_TASK TO CARRY OUT_
A verbatim copy of the records is required, with all pictures left out.

--- START ---

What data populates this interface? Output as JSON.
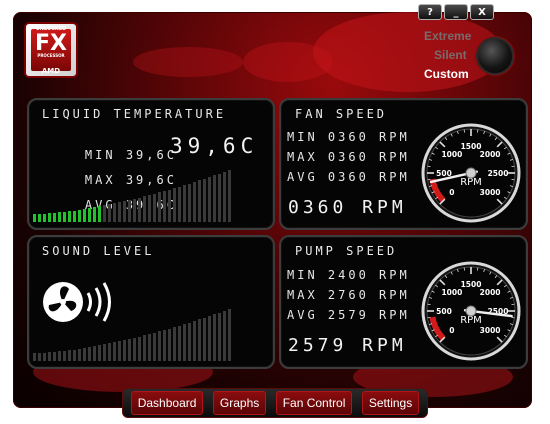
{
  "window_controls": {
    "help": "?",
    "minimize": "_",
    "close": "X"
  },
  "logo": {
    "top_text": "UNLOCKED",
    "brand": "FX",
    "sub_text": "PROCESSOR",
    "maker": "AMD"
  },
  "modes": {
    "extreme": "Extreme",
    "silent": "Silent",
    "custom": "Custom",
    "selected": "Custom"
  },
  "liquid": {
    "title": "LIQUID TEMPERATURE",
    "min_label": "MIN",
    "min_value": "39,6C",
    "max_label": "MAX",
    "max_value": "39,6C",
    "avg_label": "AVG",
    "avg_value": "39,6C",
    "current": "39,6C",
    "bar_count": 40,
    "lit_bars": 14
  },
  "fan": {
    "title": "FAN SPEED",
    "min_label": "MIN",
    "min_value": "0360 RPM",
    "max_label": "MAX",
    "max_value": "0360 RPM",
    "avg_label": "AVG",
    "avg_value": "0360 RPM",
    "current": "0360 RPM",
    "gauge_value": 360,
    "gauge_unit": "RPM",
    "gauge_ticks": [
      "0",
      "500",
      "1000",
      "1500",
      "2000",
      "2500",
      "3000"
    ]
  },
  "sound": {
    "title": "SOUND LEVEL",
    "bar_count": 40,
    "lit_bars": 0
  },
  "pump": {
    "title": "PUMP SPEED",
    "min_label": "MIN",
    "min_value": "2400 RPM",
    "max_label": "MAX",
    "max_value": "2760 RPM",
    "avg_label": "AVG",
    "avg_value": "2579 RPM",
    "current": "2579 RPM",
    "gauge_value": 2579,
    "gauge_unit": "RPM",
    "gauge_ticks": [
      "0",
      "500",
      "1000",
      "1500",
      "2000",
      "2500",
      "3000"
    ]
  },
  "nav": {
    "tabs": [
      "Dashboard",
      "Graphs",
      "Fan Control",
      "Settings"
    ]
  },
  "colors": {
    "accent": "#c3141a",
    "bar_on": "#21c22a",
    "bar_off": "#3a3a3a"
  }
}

--- END ---

_WRITTEN RESPONSE_
What data populates this interface? Output as JSON.
{
  "window_controls": {
    "help": "?",
    "minimize": "_",
    "close": "X"
  },
  "logo": {
    "top_text": "UNLOCKED",
    "brand": "FX",
    "sub_text": "PROCESSOR",
    "maker": "AMD"
  },
  "modes": {
    "extreme": "Extreme",
    "silent": "Silent",
    "custom": "Custom",
    "selected": "Custom"
  },
  "liquid": {
    "title": "LIQUID TEMPERATURE",
    "min_label": "MIN",
    "min_value": "39,6C",
    "max_label": "MAX",
    "max_value": "39,6C",
    "avg_label": "AVG",
    "avg_value": "39,6C",
    "current": "39,6C",
    "bar_count": 40,
    "lit_bars": 14
  },
  "fan": {
    "title": "FAN SPEED",
    "min_label": "MIN",
    "min_value": "0360 RPM",
    "max_label": "MAX",
    "max_value": "0360 RPM",
    "avg_label": "AVG",
    "avg_value": "0360 RPM",
    "current": "0360 RPM",
    "gauge_value": 360,
    "gauge_unit": "RPM",
    "gauge_ticks": [
      "0",
      "500",
      "1000",
      "1500",
      "2000",
      "2500",
      "3000"
    ]
  },
  "sound": {
    "title": "SOUND LEVEL",
    "bar_count": 40,
    "lit_bars": 0
  },
  "pump": {
    "title": "PUMP SPEED",
    "min_label": "MIN",
    "min_value": "2400 RPM",
    "max_label": "MAX",
    "max_value": "2760 RPM",
    "avg_label": "AVG",
    "avg_value": "2579 RPM",
    "current": "2579 RPM",
    "gauge_value": 2579,
    "gauge_unit": "RPM",
    "gauge_ticks": [
      "0",
      "500",
      "1000",
      "1500",
      "2000",
      "2500",
      "3000"
    ]
  },
  "nav": {
    "tabs": [
      "Dashboard",
      "Graphs",
      "Fan Control",
      "Settings"
    ]
  },
  "colors": {
    "accent": "#c3141a",
    "bar_on": "#21c22a",
    "bar_off": "#3a3a3a"
  }
}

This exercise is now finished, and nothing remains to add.